- _To do_:
Count how many lines in the material below hold the word "emit"; the reply is that number alone.

- _Supplied material_:

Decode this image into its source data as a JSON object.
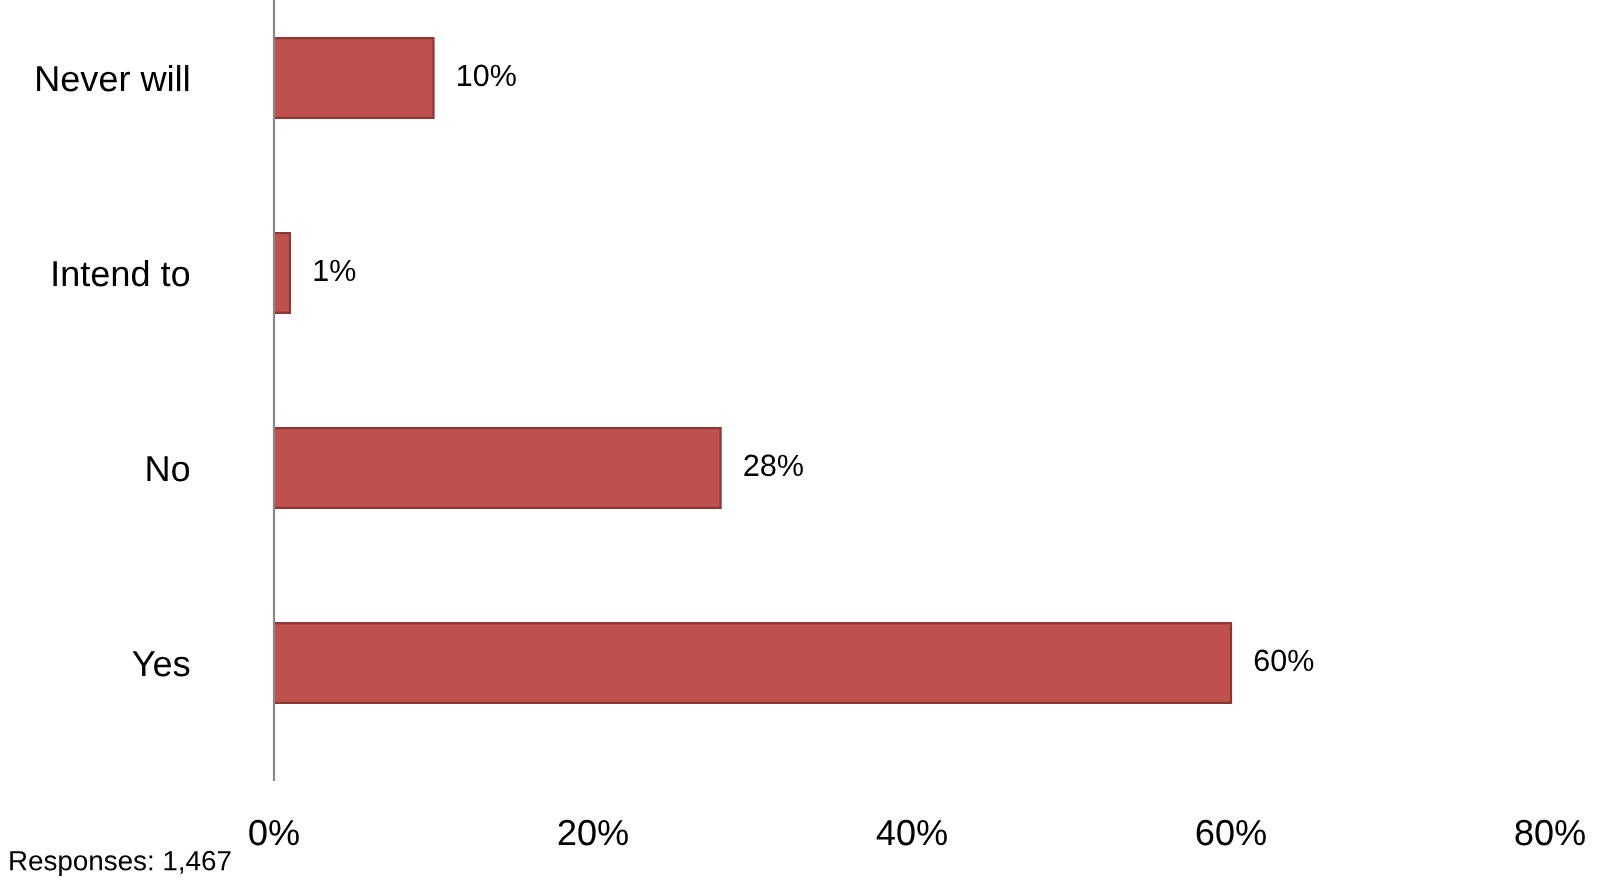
{
  "chart_data": {
    "type": "bar",
    "orientation": "horizontal",
    "categories": [
      "Never will",
      "Intend to",
      "No",
      "Yes"
    ],
    "values": [
      10,
      1,
      28,
      60
    ],
    "value_labels": [
      "10%",
      "1%",
      "28%",
      "60%"
    ],
    "color": "#c0504d",
    "xlim": [
      0,
      80
    ],
    "xticks": [
      {
        "value": 0,
        "label": "0%"
      },
      {
        "value": 20,
        "label": "20%"
      },
      {
        "value": 40,
        "label": "40%"
      },
      {
        "value": 60,
        "label": "60%"
      },
      {
        "value": 80,
        "label": "80%"
      }
    ],
    "grid": false,
    "legend": false,
    "annotations": [
      "Responses: 1,467"
    ]
  }
}
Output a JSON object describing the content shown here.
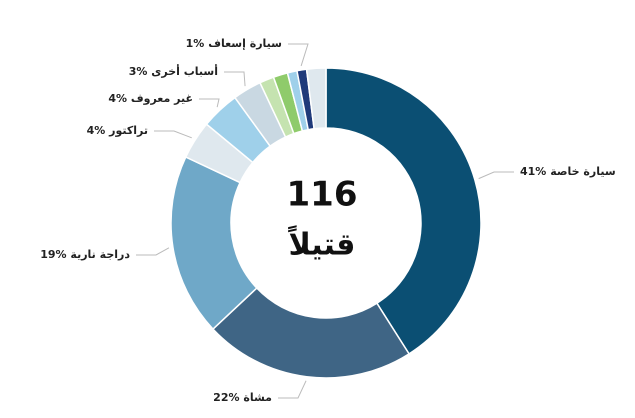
{
  "chart_data": {
    "type": "donut",
    "categories": [
      "سيارة خاصة",
      "مشاة",
      "دراجة نارية",
      "تراكتور",
      "غير معروف",
      "أسباب أخرى",
      null,
      null,
      null,
      "سيارة إسعاف",
      null
    ],
    "values": [
      41,
      22,
      19,
      4,
      4,
      3,
      1.5,
      1.5,
      1,
      1,
      2
    ],
    "value_labels": [
      "41%",
      "22%",
      "19%",
      "4%",
      "4%",
      "3%",
      null,
      null,
      null,
      "1%",
      null
    ],
    "colors": [
      "#0b4f73",
      "#3f6585",
      "#6fa8c8",
      "#dfe8ee",
      "#9fd0ea",
      "#c9d8e2",
      "#c5e3b0",
      "#8fcb6b",
      "#9fd0ea",
      "#1f3a7a",
      "#dfe8ee"
    ],
    "total": 116,
    "total_label": "قتيلاً"
  }
}
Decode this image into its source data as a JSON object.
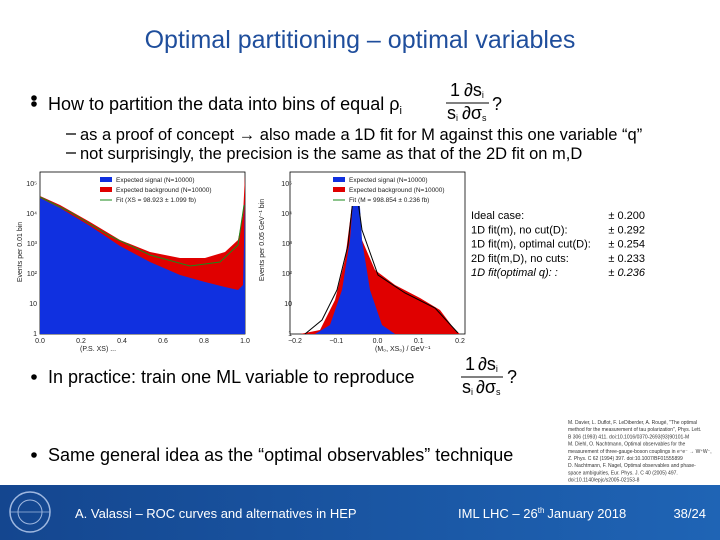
{
  "title": "Optimal partitioning – optimal variables",
  "bullets": [
    {
      "text": "How to partition the data into bins of equal ρ",
      "subscript": "i",
      "suffix": "?",
      "sub": [
        "as a proof of concept → also made a 1D fit for M against this one variable “q”",
        "not surprisingly, the precision is the same as that of the 2D fit on m,D"
      ]
    },
    {
      "text": "In practice: train one ML variable to reproduce",
      "suffix": "?"
    },
    {
      "text": "Same general idea as the “optimal observables” technique"
    }
  ],
  "formula": {
    "one": "1",
    "ds": "∂s",
    "sub_i": "i",
    "s": "s",
    "dsigma": "∂σ",
    "sub_s": "s"
  },
  "figures": [
    {
      "ylabel": "Events per 0.01 bin",
      "xlabel": "(P.S. XS) ...",
      "xticks": [
        "0.0",
        "0.2",
        "0.4",
        "0.6",
        "0.8",
        "1.0"
      ],
      "yticks": [
        "10⁵",
        "10⁴",
        "10³",
        "10²",
        "10",
        "1"
      ],
      "legend": [
        "Expected signal (N=10000)",
        "Expected background (N=10000)",
        "Fit (XS = 98.923 ± 1.099 fb)"
      ]
    },
    {
      "ylabel": "Events per 0.05 GeV⁻¹ bin",
      "xlabel": "(M₀, XS₀) / GeV⁻¹",
      "xticks": [
        "−0.2",
        "−0.1",
        "0.0",
        "0.1",
        "0.2"
      ],
      "yticks": [
        "10⁵",
        "10⁴",
        "10³",
        "10²",
        "10",
        "1"
      ],
      "legend": [
        "Expected signal (N=10000)",
        "Expected background (N=10000)",
        "Fit (M = 998.854 ± 0.236 fb)"
      ]
    }
  ],
  "results": [
    [
      "Ideal case:",
      "± 0.200"
    ],
    [
      "1D fit(m), no cut(D):",
      "± 0.292"
    ],
    [
      "1D fit(m), optimal cut(D):",
      "± 0.254"
    ],
    [
      "2D fit(m,D), no cuts:",
      "± 0.233"
    ],
    [
      "1D fit(optimal q): :",
      "± 0.236"
    ]
  ],
  "references": [
    "M. Davier, L. Duflot, F. LeDiberder, A. Rougé, \"The optimal",
    "method for the measurement of tau polarization\", Phys. Lett.",
    "B 306 (1993) 411. doi:10.1016/0370-2693(93)90101-M",
    "M. Diehl, O. Nachtmann, Optimal observables for the",
    "measurement of three-gauge-boson couplings in e⁺e⁻ → W⁺W⁻,",
    "Z. Phys. C 62 (1994) 397. doi:10.1007/BF01555899",
    "D. Nachtmann, F. Nagel, Optimal observables and phase-",
    "space ambiguities, Eur. Phys. J. C 40 (2005) 497.",
    "doi:10.1140/epjc/s2005-02153-8"
  ],
  "footer": {
    "author": "A. Valassi – ROC curves and alternatives in HEP",
    "event": {
      "pre": "IML LHC – 26",
      "sup": "th",
      "post": "January 2018"
    },
    "page": "38/24"
  }
}
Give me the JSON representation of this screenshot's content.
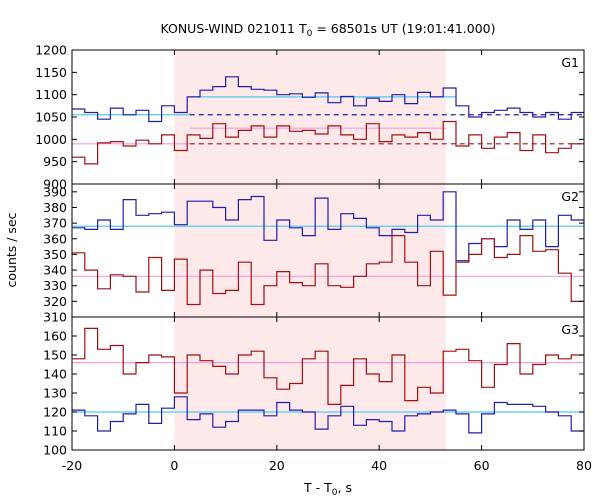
{
  "chart_data": {
    "type": "line",
    "step": true,
    "title": "KONUS-WIND 021011 T",
    "title_sub": "0",
    "title_rest": " = 68501s UT (19:01:41.000)",
    "xlabel": "T - T",
    "xlabel_sub": "0",
    "xlabel_rest": ", s",
    "ylabel": "counts / sec",
    "xlim": [
      -20,
      80
    ],
    "xticks": [
      "-20",
      "0",
      "20",
      "40",
      "60",
      "80"
    ],
    "shaded_interval": [
      0,
      53
    ],
    "colors": {
      "blue": "#1f1fa8",
      "red": "#a01010",
      "cyan": "#55c8f0",
      "pink": "#f0a0d8",
      "shade": "#fde8ea"
    },
    "panels": [
      {
        "label": "G1",
        "ylim": [
          900,
          1200
        ],
        "yticks": [
          "900",
          "950",
          "1000",
          "1050",
          "1100",
          "1150",
          "1200"
        ],
        "x": [
          -20,
          -17.5,
          -15,
          -12.5,
          -10,
          -7.5,
          -5,
          -2.5,
          0,
          2.5,
          5,
          7.5,
          10,
          12.5,
          15,
          17.5,
          20,
          22.5,
          25,
          27.5,
          30,
          32.5,
          35,
          37.5,
          40,
          42.5,
          45,
          47.5,
          50,
          52.5,
          55,
          57.5,
          60,
          62.5,
          65,
          67.5,
          70,
          72.5,
          75,
          77.5,
          80
        ],
        "series": [
          {
            "color": "blue",
            "values": [
              1068,
              1060,
              1045,
              1070,
              1055,
              1065,
              1040,
              1075,
              1060,
              1095,
              1110,
              1118,
              1140,
              1118,
              1112,
              1110,
              1100,
              1102,
              1094,
              1104,
              1082,
              1096,
              1075,
              1092,
              1085,
              1100,
              1080,
              1105,
              1095,
              1115,
              1075,
              1050,
              1060,
              1065,
              1070,
              1060,
              1050,
              1060,
              1045,
              1060
            ]
          },
          {
            "color": "red",
            "values": [
              960,
              945,
              992,
              995,
              985,
              998,
              990,
              1010,
              975,
              1010,
              1002,
              1035,
              1005,
              1020,
              1030,
              1005,
              1030,
              1018,
              1020,
              1012,
              1030,
              1010,
              1000,
              1035,
              995,
              1010,
              1005,
              1015,
              1000,
              1040,
              985,
              1010,
              980,
              1005,
              1015,
              975,
              1010,
              970,
              980,
              990
            ]
          }
        ],
        "fits": [
          {
            "color": "cyan",
            "dash": false,
            "from": -20,
            "to": 3,
            "value": 1055
          },
          {
            "color": "cyan",
            "dash": false,
            "from": 3,
            "to": 55,
            "value": 1095
          },
          {
            "color": "blue",
            "dash": true,
            "from": 3,
            "to": 80,
            "value": 1055
          },
          {
            "color": "pink",
            "dash": false,
            "from": -20,
            "to": 3,
            "value": 990
          },
          {
            "color": "pink",
            "dash": false,
            "from": 3,
            "to": 53,
            "value": 1025
          },
          {
            "color": "red",
            "dash": true,
            "from": 3,
            "to": 80,
            "value": 990
          }
        ]
      },
      {
        "label": "G2",
        "ylim": [
          310,
          395
        ],
        "yticks": [
          "310",
          "320",
          "330",
          "340",
          "350",
          "360",
          "370",
          "380",
          "390"
        ],
        "x": [
          -20,
          -17.5,
          -15,
          -12.5,
          -10,
          -7.5,
          -5,
          -2.5,
          0,
          2.5,
          5,
          7.5,
          10,
          12.5,
          15,
          17.5,
          20,
          22.5,
          25,
          27.5,
          30,
          32.5,
          35,
          37.5,
          40,
          42.5,
          45,
          47.5,
          50,
          52.5,
          55,
          57.5,
          60,
          62.5,
          65,
          67.5,
          70,
          72.5,
          75,
          77.5,
          80
        ],
        "series": [
          {
            "color": "blue",
            "values": [
              367,
              366,
              372,
              366,
              385,
              375,
              376,
              377,
              369,
              384,
              384,
              380,
              372,
              385,
              387,
              359,
              372,
              367,
              362,
              386,
              366,
              376,
              373,
              367,
              362,
              366,
              364,
              375,
              372,
              390,
              346,
              357,
              360,
              355,
              372,
              366,
              372,
              355,
              375,
              372
            ]
          },
          {
            "color": "red",
            "values": [
              351,
              340,
              328,
              337,
              336,
              326,
              348,
              327,
              347,
              318,
              340,
              325,
              327,
              345,
              318,
              330,
              339,
              332,
              330,
              344,
              330,
              329,
              336,
              344,
              345,
              362,
              345,
              330,
              352,
              324,
              345,
              350,
              360,
              348,
              350,
              362,
              352,
              353,
              338,
              320
            ]
          }
        ],
        "fits": [
          {
            "color": "cyan",
            "dash": false,
            "from": -20,
            "to": 80,
            "value": 368
          },
          {
            "color": "pink",
            "dash": false,
            "from": -20,
            "to": 80,
            "value": 336
          }
        ]
      },
      {
        "label": "G3",
        "ylim": [
          100,
          170
        ],
        "yticks": [
          "100",
          "110",
          "120",
          "130",
          "140",
          "150",
          "160"
        ],
        "x": [
          -20,
          -17.5,
          -15,
          -12.5,
          -10,
          -7.5,
          -5,
          -2.5,
          0,
          2.5,
          5,
          7.5,
          10,
          12.5,
          15,
          17.5,
          20,
          22.5,
          25,
          27.5,
          30,
          32.5,
          35,
          37.5,
          40,
          42.5,
          45,
          47.5,
          50,
          52.5,
          55,
          57.5,
          60,
          62.5,
          65,
          67.5,
          70,
          72.5,
          75,
          77.5,
          80
        ],
        "series": [
          {
            "color": "red",
            "values": [
              148,
              164,
              153,
              155,
              140,
              146,
              150,
              149,
              130,
              150,
              147,
              144,
              140,
              150,
              152,
              138,
              132,
              135,
              148,
              152,
              124,
              134,
              148,
              140,
              136,
              150,
              126,
              133,
              130,
              152,
              153,
              147,
              133,
              145,
              156,
              140,
              145,
              150,
              148,
              150
            ]
          },
          {
            "color": "blue",
            "values": [
              121,
              118,
              110,
              115,
              119,
              124,
              114,
              122,
              128,
              116,
              119,
              112,
              115,
              121,
              121,
              118,
              125,
              121,
              120,
              111,
              118,
              123,
              113,
              116,
              115,
              110,
              118,
              119,
              120,
              121,
              119,
              109,
              119,
              125,
              124,
              124,
              123,
              120,
              118,
              110
            ]
          }
        ],
        "fits": [
          {
            "color": "cyan",
            "dash": false,
            "from": -20,
            "to": 80,
            "value": 120
          },
          {
            "color": "pink",
            "dash": false,
            "from": -20,
            "to": 80,
            "value": 146
          }
        ]
      }
    ]
  }
}
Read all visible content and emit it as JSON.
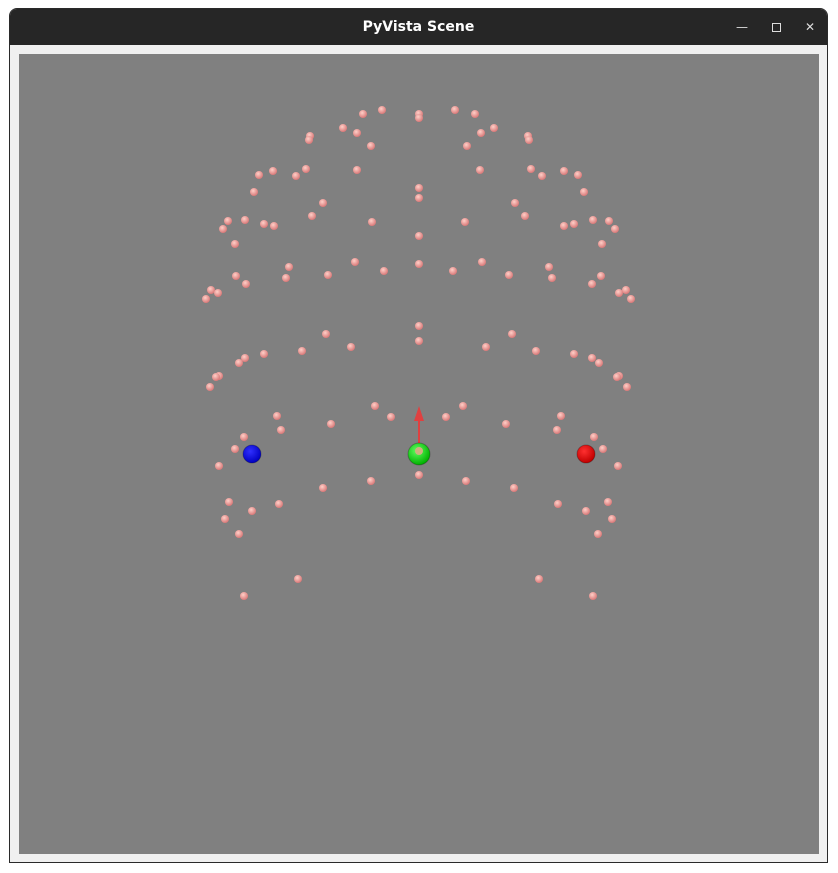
{
  "window": {
    "title": "PyVista Scene",
    "controls": {
      "minimize_icon": "minimize-icon",
      "maximize_icon": "maximize-icon",
      "close_icon": "close-icon"
    }
  },
  "scene": {
    "background_color": "#808080",
    "marker_color": "#e89090",
    "spheres": [
      {
        "name": "blue-sphere",
        "color": "#0000ff"
      },
      {
        "name": "green-sphere",
        "color": "#00ee00"
      },
      {
        "name": "red-sphere",
        "color": "#ff0000"
      }
    ],
    "arrow_color": "#e04040"
  }
}
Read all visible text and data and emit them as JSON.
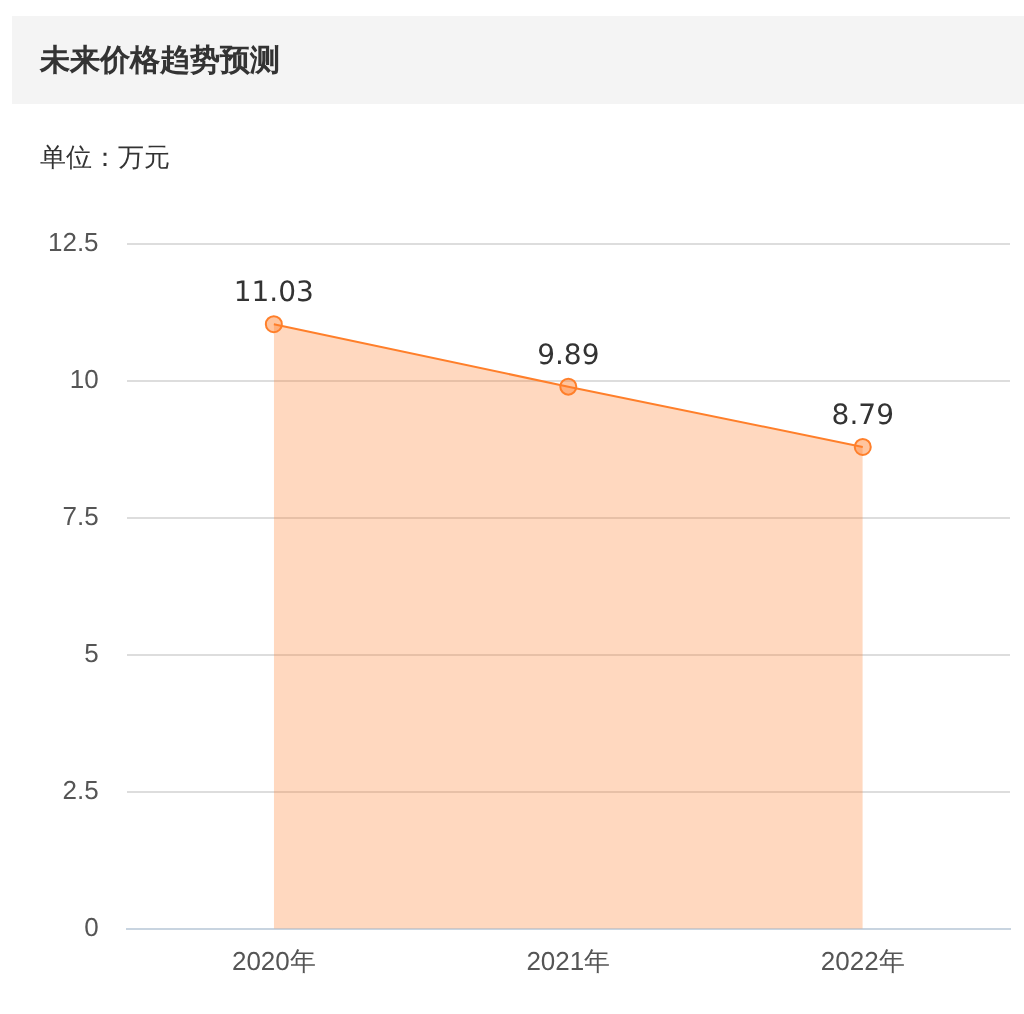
{
  "chart_data": {
    "type": "area",
    "title": "未来价格趋势预测",
    "ylabel": "单位：万元",
    "categories": [
      "2020年",
      "2021年",
      "2022年"
    ],
    "series": [
      {
        "color": "#ff7f2a",
        "values": [
          11.03,
          9.89,
          8.79
        ]
      }
    ],
    "ylim": [
      0,
      12.5
    ],
    "yticks": [
      0,
      2.5,
      5,
      7.5,
      10,
      12.5
    ],
    "grid": "y",
    "legend": false,
    "marker": "circle",
    "data_labels": true
  }
}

- _Answer below_:
2